* start Available records *
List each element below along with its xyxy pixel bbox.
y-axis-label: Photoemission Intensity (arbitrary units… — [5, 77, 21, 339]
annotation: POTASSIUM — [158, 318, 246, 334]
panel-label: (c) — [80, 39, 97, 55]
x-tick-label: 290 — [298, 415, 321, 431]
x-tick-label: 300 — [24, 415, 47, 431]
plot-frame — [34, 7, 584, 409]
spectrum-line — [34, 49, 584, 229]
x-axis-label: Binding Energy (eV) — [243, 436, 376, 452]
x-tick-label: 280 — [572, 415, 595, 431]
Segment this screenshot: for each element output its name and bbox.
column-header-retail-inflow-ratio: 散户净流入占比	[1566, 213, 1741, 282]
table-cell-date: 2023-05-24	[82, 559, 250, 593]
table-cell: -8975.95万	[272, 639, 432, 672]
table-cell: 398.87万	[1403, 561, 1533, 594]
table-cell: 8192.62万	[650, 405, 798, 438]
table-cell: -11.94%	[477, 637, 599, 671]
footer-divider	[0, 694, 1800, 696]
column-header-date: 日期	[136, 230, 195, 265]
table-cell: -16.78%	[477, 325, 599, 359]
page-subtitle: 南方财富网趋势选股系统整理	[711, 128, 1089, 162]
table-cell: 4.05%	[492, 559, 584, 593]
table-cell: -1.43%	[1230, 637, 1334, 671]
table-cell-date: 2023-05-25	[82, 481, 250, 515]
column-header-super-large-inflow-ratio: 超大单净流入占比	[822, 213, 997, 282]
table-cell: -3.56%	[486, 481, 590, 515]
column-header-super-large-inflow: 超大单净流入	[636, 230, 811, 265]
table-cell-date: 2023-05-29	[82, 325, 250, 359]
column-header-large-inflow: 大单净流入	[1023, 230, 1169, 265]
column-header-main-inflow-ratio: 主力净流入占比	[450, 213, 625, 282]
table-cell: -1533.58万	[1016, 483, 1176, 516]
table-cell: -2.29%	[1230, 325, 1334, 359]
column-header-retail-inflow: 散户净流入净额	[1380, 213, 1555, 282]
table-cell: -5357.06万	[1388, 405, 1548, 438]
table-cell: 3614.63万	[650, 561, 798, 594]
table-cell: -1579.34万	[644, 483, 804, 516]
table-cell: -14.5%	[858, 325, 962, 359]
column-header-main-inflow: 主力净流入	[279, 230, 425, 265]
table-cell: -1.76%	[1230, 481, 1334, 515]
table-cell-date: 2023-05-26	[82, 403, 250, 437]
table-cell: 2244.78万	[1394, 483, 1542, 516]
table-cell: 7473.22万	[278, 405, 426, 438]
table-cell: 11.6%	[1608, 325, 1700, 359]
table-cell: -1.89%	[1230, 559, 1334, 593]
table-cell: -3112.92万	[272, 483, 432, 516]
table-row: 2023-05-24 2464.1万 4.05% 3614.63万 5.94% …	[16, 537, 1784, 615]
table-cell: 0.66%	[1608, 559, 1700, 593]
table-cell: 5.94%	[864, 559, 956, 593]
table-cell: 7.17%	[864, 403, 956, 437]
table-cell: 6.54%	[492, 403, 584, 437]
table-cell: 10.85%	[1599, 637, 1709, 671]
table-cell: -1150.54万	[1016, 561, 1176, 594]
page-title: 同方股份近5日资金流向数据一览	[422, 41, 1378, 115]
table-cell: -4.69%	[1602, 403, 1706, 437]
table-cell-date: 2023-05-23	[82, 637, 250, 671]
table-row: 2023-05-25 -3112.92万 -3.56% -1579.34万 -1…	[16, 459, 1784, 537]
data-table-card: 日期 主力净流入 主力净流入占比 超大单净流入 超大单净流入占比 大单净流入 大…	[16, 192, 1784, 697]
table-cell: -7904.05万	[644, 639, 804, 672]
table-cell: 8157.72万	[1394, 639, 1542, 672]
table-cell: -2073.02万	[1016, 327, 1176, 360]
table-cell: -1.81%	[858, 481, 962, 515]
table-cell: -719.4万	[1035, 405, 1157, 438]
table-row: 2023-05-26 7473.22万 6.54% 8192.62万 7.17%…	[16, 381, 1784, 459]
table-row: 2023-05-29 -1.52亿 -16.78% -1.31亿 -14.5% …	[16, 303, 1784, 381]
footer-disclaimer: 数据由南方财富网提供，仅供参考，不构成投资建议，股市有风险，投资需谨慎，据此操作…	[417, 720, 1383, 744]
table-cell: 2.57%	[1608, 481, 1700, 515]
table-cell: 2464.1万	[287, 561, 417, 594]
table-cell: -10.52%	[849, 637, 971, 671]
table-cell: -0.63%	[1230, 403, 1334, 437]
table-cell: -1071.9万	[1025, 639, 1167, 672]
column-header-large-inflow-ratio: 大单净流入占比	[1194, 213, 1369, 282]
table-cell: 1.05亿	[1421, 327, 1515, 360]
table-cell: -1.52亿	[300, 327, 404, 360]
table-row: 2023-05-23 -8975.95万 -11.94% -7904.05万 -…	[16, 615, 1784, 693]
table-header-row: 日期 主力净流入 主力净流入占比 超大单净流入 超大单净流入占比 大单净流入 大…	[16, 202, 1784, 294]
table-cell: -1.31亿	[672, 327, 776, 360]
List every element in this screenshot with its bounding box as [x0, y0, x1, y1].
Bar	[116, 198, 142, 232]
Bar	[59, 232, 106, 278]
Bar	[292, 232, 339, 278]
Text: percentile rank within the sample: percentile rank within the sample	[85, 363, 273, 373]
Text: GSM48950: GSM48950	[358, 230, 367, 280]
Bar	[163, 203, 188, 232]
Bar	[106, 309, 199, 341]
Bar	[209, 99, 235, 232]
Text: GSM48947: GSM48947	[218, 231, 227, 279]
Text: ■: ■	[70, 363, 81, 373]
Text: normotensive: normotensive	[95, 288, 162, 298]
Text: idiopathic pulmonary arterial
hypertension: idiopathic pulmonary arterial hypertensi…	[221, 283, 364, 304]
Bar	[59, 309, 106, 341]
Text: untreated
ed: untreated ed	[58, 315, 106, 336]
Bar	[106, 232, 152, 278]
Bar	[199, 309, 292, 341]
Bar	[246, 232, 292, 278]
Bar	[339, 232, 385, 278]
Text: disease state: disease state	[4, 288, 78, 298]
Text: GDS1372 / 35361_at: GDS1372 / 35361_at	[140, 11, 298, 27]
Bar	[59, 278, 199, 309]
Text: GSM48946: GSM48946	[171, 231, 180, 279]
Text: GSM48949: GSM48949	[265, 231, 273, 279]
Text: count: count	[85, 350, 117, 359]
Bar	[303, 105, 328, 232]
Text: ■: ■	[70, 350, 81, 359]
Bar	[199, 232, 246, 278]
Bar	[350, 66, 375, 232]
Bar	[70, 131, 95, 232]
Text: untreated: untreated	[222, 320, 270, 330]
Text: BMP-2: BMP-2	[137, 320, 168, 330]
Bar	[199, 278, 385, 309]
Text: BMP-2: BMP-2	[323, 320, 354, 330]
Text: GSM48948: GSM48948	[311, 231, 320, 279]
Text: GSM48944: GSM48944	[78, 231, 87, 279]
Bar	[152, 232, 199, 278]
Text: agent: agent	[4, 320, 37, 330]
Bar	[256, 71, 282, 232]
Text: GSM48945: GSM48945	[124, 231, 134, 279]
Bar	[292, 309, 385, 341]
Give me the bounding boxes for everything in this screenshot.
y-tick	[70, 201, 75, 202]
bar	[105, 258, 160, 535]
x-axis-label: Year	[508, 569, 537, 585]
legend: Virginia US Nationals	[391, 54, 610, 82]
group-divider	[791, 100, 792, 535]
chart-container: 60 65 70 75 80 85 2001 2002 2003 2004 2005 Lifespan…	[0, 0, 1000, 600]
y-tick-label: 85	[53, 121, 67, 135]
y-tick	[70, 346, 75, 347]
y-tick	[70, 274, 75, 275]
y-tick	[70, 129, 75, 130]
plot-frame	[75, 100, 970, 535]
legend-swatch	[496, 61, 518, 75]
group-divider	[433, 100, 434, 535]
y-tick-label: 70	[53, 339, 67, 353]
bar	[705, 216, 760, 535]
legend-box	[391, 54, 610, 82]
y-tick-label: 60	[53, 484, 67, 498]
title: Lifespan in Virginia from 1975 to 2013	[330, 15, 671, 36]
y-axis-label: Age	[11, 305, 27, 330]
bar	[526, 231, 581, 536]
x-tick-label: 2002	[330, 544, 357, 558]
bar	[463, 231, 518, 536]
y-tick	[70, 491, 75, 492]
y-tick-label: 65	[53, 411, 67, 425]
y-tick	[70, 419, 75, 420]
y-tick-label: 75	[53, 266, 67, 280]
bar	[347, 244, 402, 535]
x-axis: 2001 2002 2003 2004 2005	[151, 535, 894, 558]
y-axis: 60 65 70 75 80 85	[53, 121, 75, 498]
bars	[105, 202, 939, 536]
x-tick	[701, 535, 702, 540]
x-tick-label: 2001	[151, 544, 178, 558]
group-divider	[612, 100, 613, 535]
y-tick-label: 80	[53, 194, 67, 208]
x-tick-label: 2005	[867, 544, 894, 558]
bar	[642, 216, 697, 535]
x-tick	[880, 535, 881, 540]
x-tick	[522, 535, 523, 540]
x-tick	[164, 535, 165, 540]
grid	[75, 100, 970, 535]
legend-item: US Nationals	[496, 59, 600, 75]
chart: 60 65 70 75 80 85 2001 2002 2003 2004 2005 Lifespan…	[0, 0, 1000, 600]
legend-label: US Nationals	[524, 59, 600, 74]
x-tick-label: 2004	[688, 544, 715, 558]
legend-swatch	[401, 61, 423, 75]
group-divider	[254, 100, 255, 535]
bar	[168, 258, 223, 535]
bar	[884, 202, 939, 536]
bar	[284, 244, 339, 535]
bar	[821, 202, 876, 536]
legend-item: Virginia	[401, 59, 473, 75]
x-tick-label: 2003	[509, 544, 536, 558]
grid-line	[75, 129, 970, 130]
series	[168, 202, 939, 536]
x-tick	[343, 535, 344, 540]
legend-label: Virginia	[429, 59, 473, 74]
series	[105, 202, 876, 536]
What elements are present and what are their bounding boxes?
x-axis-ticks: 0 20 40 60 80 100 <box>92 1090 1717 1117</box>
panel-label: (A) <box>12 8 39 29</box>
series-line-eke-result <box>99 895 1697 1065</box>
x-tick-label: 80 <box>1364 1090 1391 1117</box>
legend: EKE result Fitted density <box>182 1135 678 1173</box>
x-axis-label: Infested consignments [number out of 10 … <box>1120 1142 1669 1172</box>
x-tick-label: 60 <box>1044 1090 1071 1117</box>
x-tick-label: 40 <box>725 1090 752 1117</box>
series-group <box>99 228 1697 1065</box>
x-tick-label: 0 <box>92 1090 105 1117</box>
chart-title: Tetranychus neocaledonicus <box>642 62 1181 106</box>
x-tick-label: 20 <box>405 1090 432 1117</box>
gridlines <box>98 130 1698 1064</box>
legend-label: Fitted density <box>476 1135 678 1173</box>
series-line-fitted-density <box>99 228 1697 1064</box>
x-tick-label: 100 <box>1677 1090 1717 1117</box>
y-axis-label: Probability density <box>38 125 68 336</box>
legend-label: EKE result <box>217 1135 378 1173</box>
* end Available records *
Exercise instructions: Can you repeat the data verbatim, starting with its first line and stopping after the line that contains "559, 584, 593]"?

The solution:
List each element below along with its xyxy pixel bbox.
y-axis-label: Photoemission Intensity (arbitrary units… — [5, 77, 21, 339]
annotation: POTASSIUM — [158, 318, 246, 334]
panel-label: (c) — [80, 39, 97, 55]
x-tick-label: 290 — [298, 415, 321, 431]
x-tick-label: 300 — [24, 415, 47, 431]
plot-frame — [34, 7, 584, 409]
spectrum-line — [34, 49, 584, 229]
x-axis-label: Binding Energy (eV) — [243, 436, 376, 452]
x-tick-label: 280 — [572, 415, 595, 431]
Segment this screenshot: for each element output its name and bbox.
column-header-retail-inflow-ratio: 散户净流入占比	[1566, 213, 1741, 282]
table-cell-date: 2023-05-24	[82, 559, 250, 593]
table-cell: -8975.95万	[272, 639, 432, 672]
table-cell: 398.87万	[1403, 561, 1533, 594]
table-cell: 8192.62万	[650, 405, 798, 438]
table-cell: -11.94%	[477, 637, 599, 671]
footer-divider	[0, 694, 1800, 696]
column-header-date: 日期	[136, 230, 195, 265]
table-cell: -16.78%	[477, 325, 599, 359]
page-subtitle: 南方财富网趋势选股系统整理	[711, 128, 1089, 162]
table-cell: 4.05%	[492, 559, 584, 593]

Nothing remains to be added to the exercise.